Task instructions:
Keep only the lines that hold the string "freinage", filtering out the rest of the entries below.

-*-

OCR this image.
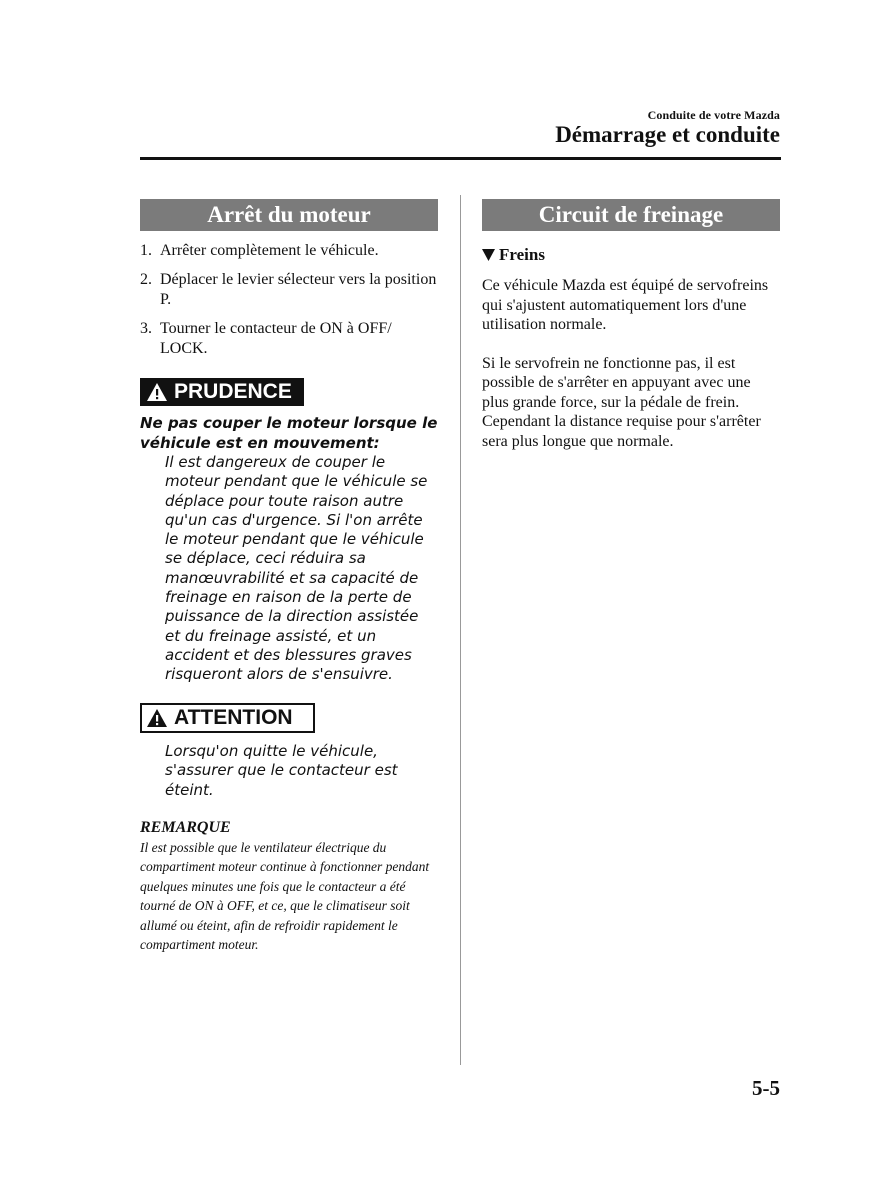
Conduite de votre Mazda
Démarrage et conduite
Arrêt du moteur
1. Arrêter complètement le véhicule.
2. Déplacer le levier sélecteur vers la position P.
3. Tourner le contacteur de ON à OFF/ LOCK.
PRUDENCE
Ne pas couper le moteur lorsque le véhicule est en mouvement:
Il est dangereux de couper le moteur pendant que le véhicule se déplace pour toute raison autre qu'un cas d'urgence. Si l'on arrête le moteur pendant que le véhicule se déplace, ceci réduira sa manœuvrabilité et sa capacité de freinage en raison de la perte de puissance de la direction assistée et du freinage assisté, et un accident et des blessures graves risqueront alors de s'ensuivre.
ATTENTION
Lorsqu'on quitte le véhicule, s'assurer que le contacteur est éteint.
REMARQUE
Il est possible que le ventilateur électrique du compartiment moteur continue à fonctionner pendant quelques minutes une fois que le contacteur a été tourné de ON à OFF, et ce, que le climatiseur soit allumé ou éteint, afin de refroidir rapidement le compartiment moteur.
Circuit de freinage
Freins
Ce véhicule Mazda est équipé de servofreins qui s'ajustent automatiquement lors d'une utilisation normale.
Si le servofrein ne fonctionne pas, il est possible de s'arrêter en appuyant avec une plus grande force, sur la pédale de frein. Cependant la distance requise pour s'arrêter sera plus longue que normale.
5-5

-*-

Exercise solution:
Il est dangereux de couper le moteur pendant que le véhicule se déplace pour toute raison autre qu'un cas d'urgence. Si l'on arrête le moteur pendant que le véhicule se déplace, ceci réduira sa manœuvrabilité et sa capacité de freinage en raison de la perte de puissance de la direction assistée et du freinage assisté, et un accident et des blessures graves risqueront alors de s'ensuivre.
Circuit de freinage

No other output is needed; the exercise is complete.